(Data extracted from a collection)
++++++++
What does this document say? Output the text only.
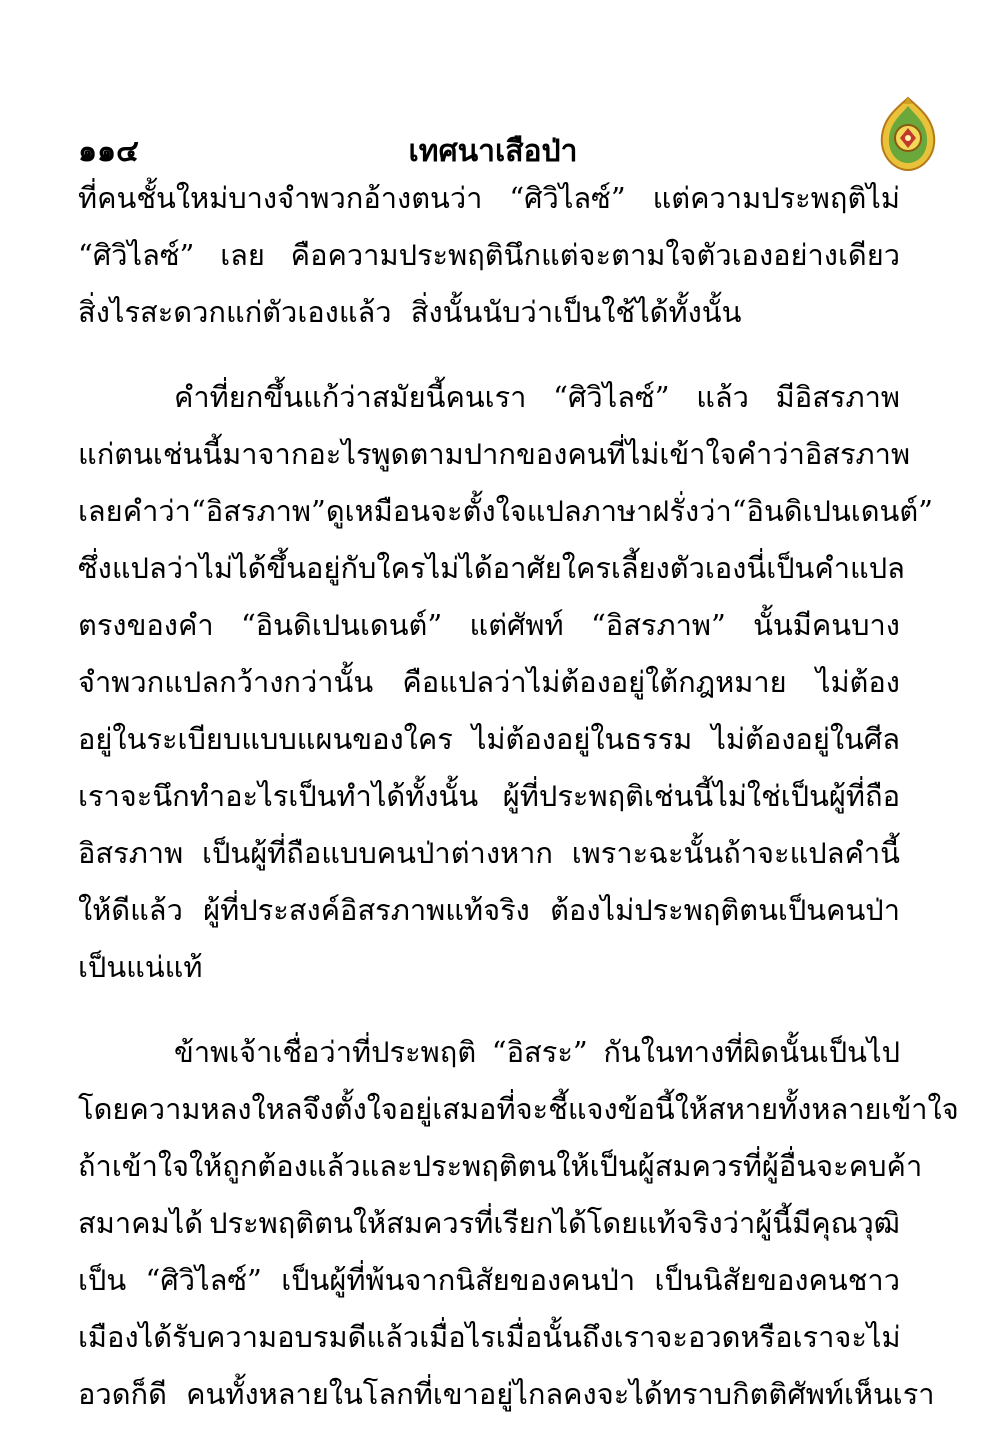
๑๑๔	เทศนาเสือป่า
ที่คนชั้นใหม่บางจำพวกอ้างตนว่า “ศิวิไลซ์” แต่ความประพฤติไม่
“ศิวิไลซ์” เลย คือความประพฤตินึกแต่จะตามใจตัวเองอย่างเดียว
สิ่งไรสะดวกแก่ตัวเองแล้ว สิ่งนั้นนับว่าเป็นใช้ได้ทั้งนั้น
คำที่ยกขึ้นแก้ว่าสมัยนี้คนเรา “ศิวิไลซ์” แล้ว มีอิสรภาพ
แก่ตนเช่นนี้ มาจากอะไร พูดตามปากของคนที่ไม่เข้าใจคำว่าอิสรภาพ
เลย คำว่า “อิสรภาพ” ดูเหมือนจะตั้งใจแปลภาษาฝรั่งว่า “อินดิเปนเดนต์”
ซึ่งแปลว่าไม่ได้ขึ้นอยู่กับใคร ไม่ได้อาศัยใคร เลี้ยงตัวเอง นี่เป็นคำแปล
ตรงของคำ “อินดิเปนเดนต์” แต่ศัพท์ “อิสรภาพ” นั้นมีคนบาง
จำพวกแปลกว้างกว่านั้น คือแปลว่าไม่ต้องอยู่ใต้กฎหมาย ไม่ต้อง
อยู่ในระเบียบแบบแผนของใคร ไม่ต้องอยู่ในธรรม ไม่ต้องอยู่ในศีล
เราจะนึกทำอะไรเป็นทำได้ทั้งนั้น ผู้ที่ประพฤติเช่นนี้ไม่ใช่เป็นผู้ที่ถือ
อิสรภาพ เป็นผู้ที่ถือแบบคนป่าต่างหาก เพราะฉะนั้นถ้าจะแปลคำนี้
ให้ดีแล้ว ผู้ที่ประสงค์อิสรภาพแท้จริง ต้องไม่ประพฤติตนเป็นคนป่า
เป็นแน่แท้
ข้าพเจ้าเชื่อว่าที่ประพฤติ “อิสระ” กันในทางที่ผิดนั้นเป็นไป
โดยความหลงใหล จึงตั้งใจอยู่เสมอที่จะชี้แจงข้อนี้ให้สหายทั้งหลายเข้าใจ
ถ้าเข้าใจให้ถูกต้องแล้วและประพฤติตนให้เป็นผู้สมควรที่ผู้อื่นจะคบค้า
สมาคมได้ ประพฤติตนให้สมควรที่เรียกได้โดยแท้จริงว่าผู้นี้มีคุณวุฒิ
เป็น “ศิวิไลซ์” เป็นผู้ที่พ้นจากนิสัยของคนป่า เป็นนิสัยของคนชาว
เมืองได้รับความอบรมดีแล้วเมื่อไร เมื่อนั้นถึงเราจะอวดหรือเราจะไม่
อวดก็ดี คนทั้งหลายในโลกที่เขาอยู่ไกลคงจะได้ทราบกิตติศัพท์เห็นเรา
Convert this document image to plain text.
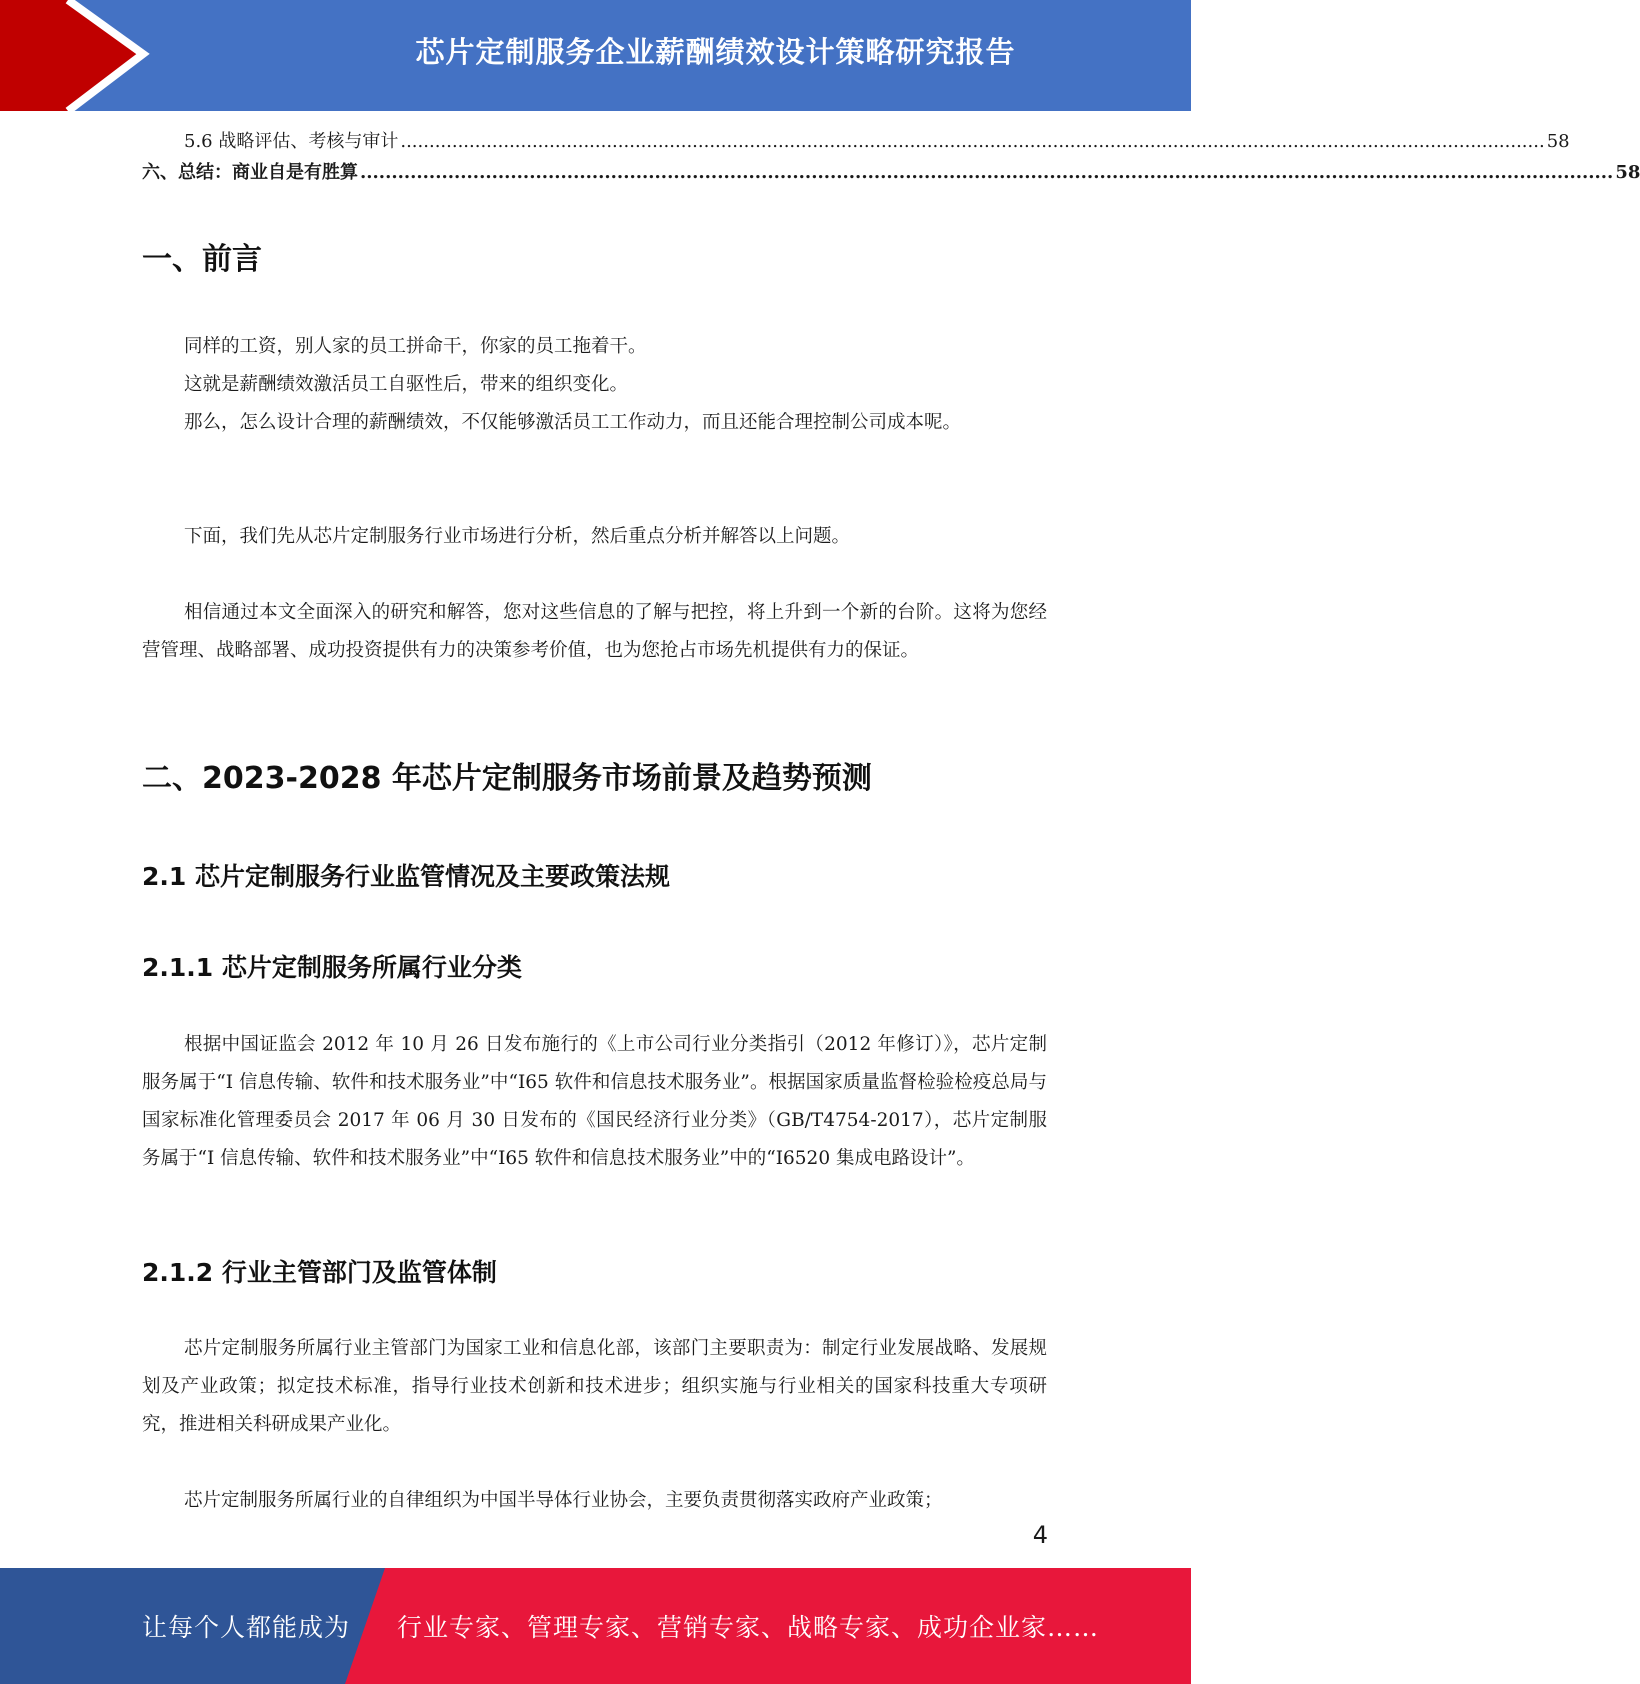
芯片定制服务企业薪酬绩效设计策略研究报告
5.6 战略评估、考核与审计 ........................................................................................................................................................................................................ 58
六、总结：商业自是有胜算 ........................................................................................................................................................................................................ 58
一、前言

同样的工资，别人家的员工拼命干，你家的员工拖着干。

这就是薪酬绩效激活员工自驱性后，带来的组织变化。

那么，怎么设计合理的薪酬绩效，不仅能够激活员工工作动力，而且还能合理控制公司成本呢。

下面，我们先从芯片定制服务行业市场进行分析，然后重点分析并解答以上问题。

相信通过本文全面深入的研究和解答，您对这些信息的了解与把控，将上升到一个新的台阶。这将为您经营管理、战略部署、成功投资提供有力的决策参考价值，也为您抢占市场先机提供有力的保证。

二、2023-2028 年芯片定制服务市场前景及趋势预测
2.1 芯片定制服务行业监管情况及主要政策法规
2.1.1 芯片定制服务所属行业分类

根据中国证监会 2012 年 10 月 26 日发布施行的《上市公司行业分类指引（2012 年修订）》，芯片定制服务属于“I 信息传输、软件和技术服务业”中“I65 软件和信息技术服务业”。根据国家质量监督检验检疫总局与国家标准化管理委员会 2017 年 06 月 30 日发布的《国民经济行业分类》（GB/T4754-2017），芯片定制服务属于“I 信息传输、软件和技术服务业”中“I65 软件和信息技术服务业”中的“I6520 集成电路设计”。

2.1.2 行业主管部门及监管体制

芯片定制服务所属行业主管部门为国家工业和信息化部，该部门主要职责为：制定行业发展战略、发展规划及产业政策；拟定技术标准，指导行业技术创新和技术进步；组织实施与行业相关的国家科技重大专项研究，推进相关科研成果产业化。

芯片定制服务所属行业的自律组织为中国半导体行业协会，主要负责贯彻落实政府产业政策；

4
让每个人都能成为 行业专家、管理专家、营销专家、战略专家、成功企业家……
++++++++
## WHAT NEEDS TO BE DONE
What is the number of lines in this material that hold the string "ตนให"? Answer with that number only.

## EXERCISE SOLUTION
2